***** Data

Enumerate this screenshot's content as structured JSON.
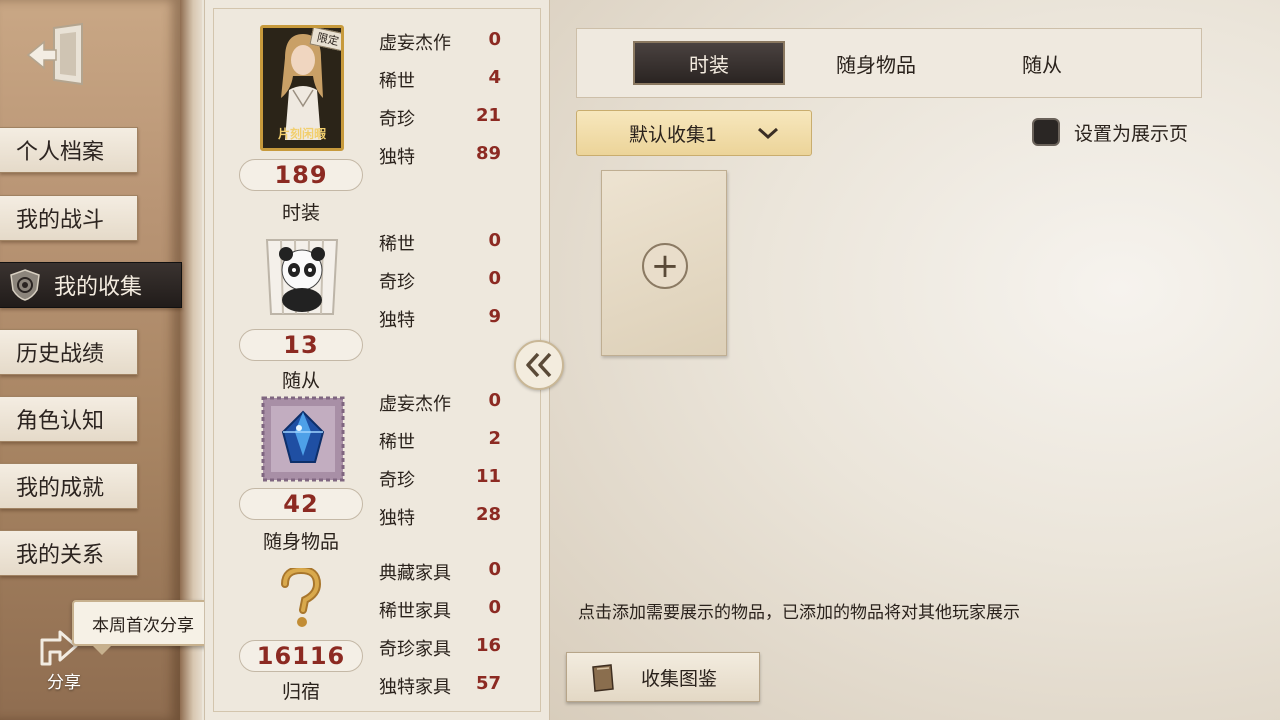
{
  "sidebar": {
    "items": [
      {
        "label": "个人档案"
      },
      {
        "label": "我的战斗"
      },
      {
        "label": "我的收集",
        "active": true
      },
      {
        "label": "历史战绩"
      },
      {
        "label": "角色认知"
      },
      {
        "label": "我的成就"
      },
      {
        "label": "我的关系"
      }
    ],
    "share_bubble": "本周首次分享",
    "share_label": "分享"
  },
  "stats": {
    "costume": {
      "badge": "限定",
      "card_caption": "片刻闲暇",
      "count": "189",
      "label": "时装",
      "rarities": [
        {
          "name": "虚妄杰作",
          "value": "0"
        },
        {
          "name": "稀世",
          "value": "4"
        },
        {
          "name": "奇珍",
          "value": "21"
        },
        {
          "name": "独特",
          "value": "89"
        }
      ]
    },
    "pet": {
      "count": "13",
      "label": "随从",
      "rarities": [
        {
          "name": "稀世",
          "value": "0"
        },
        {
          "name": "奇珍",
          "value": "0"
        },
        {
          "name": "独特",
          "value": "9"
        }
      ]
    },
    "accessory": {
      "count": "42",
      "label": "随身物品",
      "rarities": [
        {
          "name": "虚妄杰作",
          "value": "0"
        },
        {
          "name": "稀世",
          "value": "2"
        },
        {
          "name": "奇珍",
          "value": "11"
        },
        {
          "name": "独特",
          "value": "28"
        }
      ]
    },
    "home": {
      "count": "16116",
      "label": "归宿",
      "rarities": [
        {
          "name": "典藏家具",
          "value": "0"
        },
        {
          "name": "稀世家具",
          "value": "0"
        },
        {
          "name": "奇珍家具",
          "value": "16"
        },
        {
          "name": "独特家具",
          "value": "57"
        }
      ]
    }
  },
  "tabs": [
    {
      "label": "时装",
      "active": true
    },
    {
      "label": "随身物品"
    },
    {
      "label": "随从"
    }
  ],
  "dropdown": {
    "selected": "默认收集1"
  },
  "showcase_checkbox": {
    "label": "设置为展示页",
    "checked": false
  },
  "hint": "点击添加需要展示的物品，已添加的物品将对其他玩家展示",
  "gallery_button": "收集图鉴",
  "colors": {
    "accent_red": "#8c2a22",
    "active_tab": "#2a2422",
    "dropdown_gold": "#ecd499"
  }
}
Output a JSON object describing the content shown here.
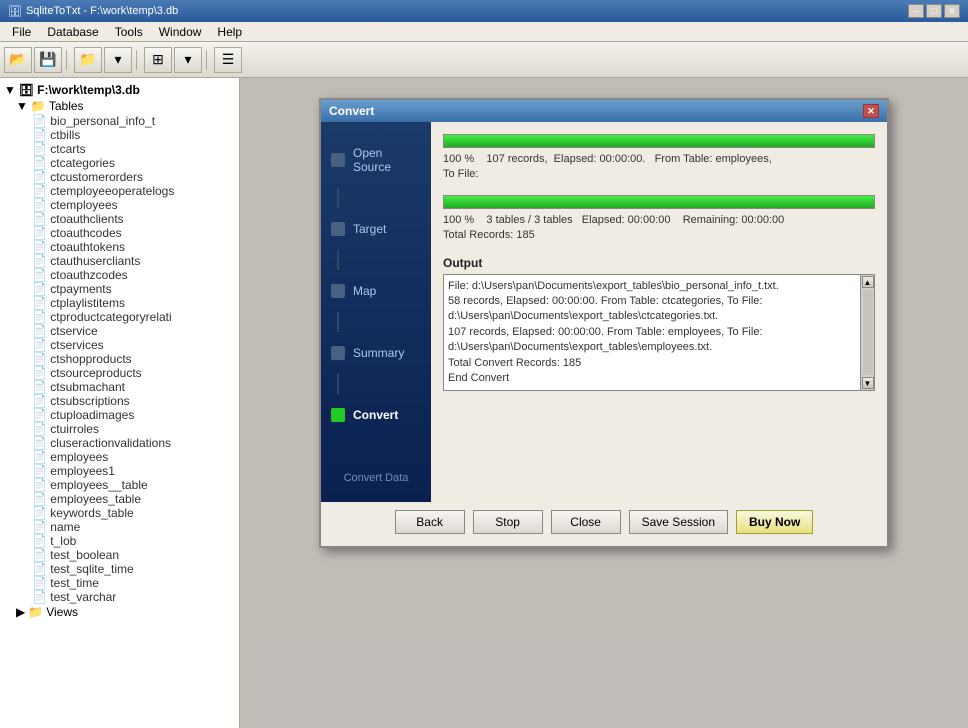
{
  "app": {
    "title": "SqliteToTxt - F:\\work\\temp\\3.db",
    "icon": "🗄"
  },
  "titlebar": {
    "minimize_label": "─",
    "maximize_label": "□",
    "close_label": "✕"
  },
  "menu": {
    "items": [
      "File",
      "Database",
      "Tools",
      "Window",
      "Help"
    ]
  },
  "toolbar": {
    "buttons": [
      "open",
      "save",
      "folder",
      "grid"
    ]
  },
  "tree": {
    "db_label": "F:\\work\\temp\\3.db",
    "tables_label": "Tables",
    "tables": [
      "bio_personal_info_t",
      "ctbills",
      "ctcarts",
      "ctcategories",
      "ctcustomerorders",
      "ctemployeeoperatelogs",
      "ctemployees",
      "ctoauthclients",
      "ctoauthcodes",
      "ctoauthtokens",
      "ctauthusercliants",
      "ctoauthzcodes",
      "ctpayments",
      "ctplaylistitems",
      "ctproductcategoryrelati",
      "ctservice",
      "ctservices",
      "ctshopproducts",
      "ctsourceproducts",
      "ctsubmachant",
      "ctsubscriptions",
      "ctuploadimages",
      "ctuirroles",
      "cluseractionvalidations",
      "employees",
      "employees1",
      "employees__table",
      "employees_table",
      "keywords_table",
      "name",
      "t_lob",
      "test_boolean",
      "test_sqlite_time",
      "test_time",
      "test_varchar"
    ],
    "views_label": "Views"
  },
  "modal": {
    "title": "Convert",
    "close_label": "✕",
    "nav_steps": [
      {
        "id": "open-source",
        "label": "Open Source",
        "active": false
      },
      {
        "id": "target",
        "label": "Target",
        "active": false
      },
      {
        "id": "map",
        "label": "Map",
        "active": false
      },
      {
        "id": "summary",
        "label": "Summary",
        "active": false
      },
      {
        "id": "convert",
        "label": "Convert",
        "active": true
      }
    ],
    "convert_data_label": "Convert Data",
    "progress1": {
      "percent": 100,
      "text_line1": "100 %     107 records,  Elapsed: 00:00:00.   From Table: employees,",
      "text_line2": "To File:"
    },
    "progress2": {
      "percent": 100,
      "text_line1": "100 %     3 tables / 3 tables   Elapsed: 00:00:00    Remaining: 00:00:00",
      "text_line2": "Total Records: 185"
    },
    "output": {
      "label": "Output",
      "text": "File: d:\\Users\\pan\\Documents\\export_tables\\bio_personal_info_t.txt.\n58 records,  Elapsed: 00:00:00.   From Table: ctcategories,  To File: d:\\Users\\pan\\Documents\\export_tables\\ctcategories.txt.\n107 records,  Elapsed: 00:00:00.   From Table: employees,   To File: d:\\Users\\pan\\Documents\\export_tables\\employees.txt.\nTotal Convert Records: 185\nEnd Convert"
    },
    "buttons": {
      "back": "Back",
      "stop": "Stop",
      "close": "Close",
      "save_session": "Save Session",
      "buy_now": "Buy Now"
    }
  }
}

**********

> Written request: Each line of the data should be quoted exactly, with pictures left out.

> Solution:
Enumerate this screenshot's content as structured JSON.
{
  "sidebar": {
    "items": [
      {
        "label": "个人档案"
      },
      {
        "label": "我的战斗"
      },
      {
        "label": "我的收集",
        "active": true
      },
      {
        "label": "历史战绩"
      },
      {
        "label": "角色认知"
      },
      {
        "label": "我的成就"
      },
      {
        "label": "我的关系"
      }
    ],
    "share_bubble": "本周首次分享",
    "share_label": "分享"
  },
  "stats": {
    "costume": {
      "badge": "限定",
      "card_caption": "片刻闲暇",
      "count": "189",
      "label": "时装",
      "rarities": [
        {
          "name": "虚妄杰作",
          "value": "0"
        },
        {
          "name": "稀世",
          "value": "4"
        },
        {
          "name": "奇珍",
          "value": "21"
        },
        {
          "name": "独特",
          "value": "89"
        }
      ]
    },
    "pet": {
      "count": "13",
      "label": "随从",
      "rarities": [
        {
          "name": "稀世",
          "value": "0"
        },
        {
          "name": "奇珍",
          "value": "0"
        },
        {
          "name": "独特",
          "value": "9"
        }
      ]
    },
    "accessory": {
      "count": "42",
      "label": "随身物品",
      "rarities": [
        {
          "name": "虚妄杰作",
          "value": "0"
        },
        {
          "name": "稀世",
          "value": "2"
        },
        {
          "name": "奇珍",
          "value": "11"
        },
        {
          "name": "独特",
          "value": "28"
        }
      ]
    },
    "home": {
      "count": "16116",
      "label": "归宿",
      "rarities": [
        {
          "name": "典藏家具",
          "value": "0"
        },
        {
          "name": "稀世家具",
          "value": "0"
        },
        {
          "name": "奇珍家具",
          "value": "16"
        },
        {
          "name": "独特家具",
          "value": "57"
        }
      ]
    }
  },
  "tabs": [
    {
      "label": "时装",
      "active": true
    },
    {
      "label": "随身物品"
    },
    {
      "label": "随从"
    }
  ],
  "dropdown": {
    "selected": "默认收集1"
  },
  "showcase_checkbox": {
    "label": "设置为展示页",
    "checked": false
  },
  "hint": "点击添加需要展示的物品，已添加的物品将对其他玩家展示",
  "gallery_button": "收集图鉴",
  "colors": {
    "accent_red": "#8c2a22",
    "active_tab": "#2a2422",
    "dropdown_gold": "#ecd499"
  }
}
Output a JSON object describing the content shown here.
{
  "app": {
    "title": "SqliteToTxt - F:\\work\\temp\\3.db",
    "icon": "🗄"
  },
  "titlebar": {
    "minimize_label": "─",
    "maximize_label": "□",
    "close_label": "✕"
  },
  "menu": {
    "items": [
      "File",
      "Database",
      "Tools",
      "Window",
      "Help"
    ]
  },
  "toolbar": {
    "buttons": [
      "open",
      "save",
      "folder",
      "grid"
    ]
  },
  "tree": {
    "db_label": "F:\\work\\temp\\3.db",
    "tables_label": "Tables",
    "tables": [
      "bio_personal_info_t",
      "ctbills",
      "ctcarts",
      "ctcategories",
      "ctcustomerorders",
      "ctemployeeoperatelogs",
      "ctemployees",
      "ctoauthclients",
      "ctoauthcodes",
      "ctoauthtokens",
      "ctauthusercliants",
      "ctoauthzcodes",
      "ctpayments",
      "ctplaylistitems",
      "ctproductcategoryrelati",
      "ctservice",
      "ctservices",
      "ctshopproducts",
      "ctsourceproducts",
      "ctsubmachant",
      "ctsubscriptions",
      "ctuploadimages",
      "ctuirroles",
      "cluseractionvalidations",
      "employees",
      "employees1",
      "employees__table",
      "employees_table",
      "keywords_table",
      "name",
      "t_lob",
      "test_boolean",
      "test_sqlite_time",
      "test_time",
      "test_varchar"
    ],
    "views_label": "Views"
  },
  "modal": {
    "title": "Convert",
    "close_label": "✕",
    "nav_steps": [
      {
        "id": "open-source",
        "label": "Open Source",
        "active": false
      },
      {
        "id": "target",
        "label": "Target",
        "active": false
      },
      {
        "id": "map",
        "label": "Map",
        "active": false
      },
      {
        "id": "summary",
        "label": "Summary",
        "active": false
      },
      {
        "id": "convert",
        "label": "Convert",
        "active": true
      }
    ],
    "convert_data_label": "Convert Data",
    "progress1": {
      "percent": 100,
      "text_line1": "100 %     107 records,  Elapsed: 00:00:00.   From Table: employees,",
      "text_line2": "To File:"
    },
    "progress2": {
      "percent": 100,
      "text_line1": "100 %     3 tables / 3 tables   Elapsed: 00:00:00    Remaining: 00:00:00",
      "text_line2": "Total Records: 185"
    },
    "output": {
      "label": "Output",
      "text": "File: d:\\Users\\pan\\Documents\\export_tables\\bio_personal_info_t.txt.\n58 records,  Elapsed: 00:00:00.   From Table: ctcategories,  To File: d:\\Users\\pan\\Documents\\export_tables\\ctcategories.txt.\n107 records,  Elapsed: 00:00:00.   From Table: employees,   To File: d:\\Users\\pan\\Documents\\export_tables\\employees.txt.\nTotal Convert Records: 185\nEnd Convert"
    },
    "buttons": {
      "back": "Back",
      "stop": "Stop",
      "close": "Close",
      "save_session": "Save Session",
      "buy_now": "Buy Now"
    }
  }
}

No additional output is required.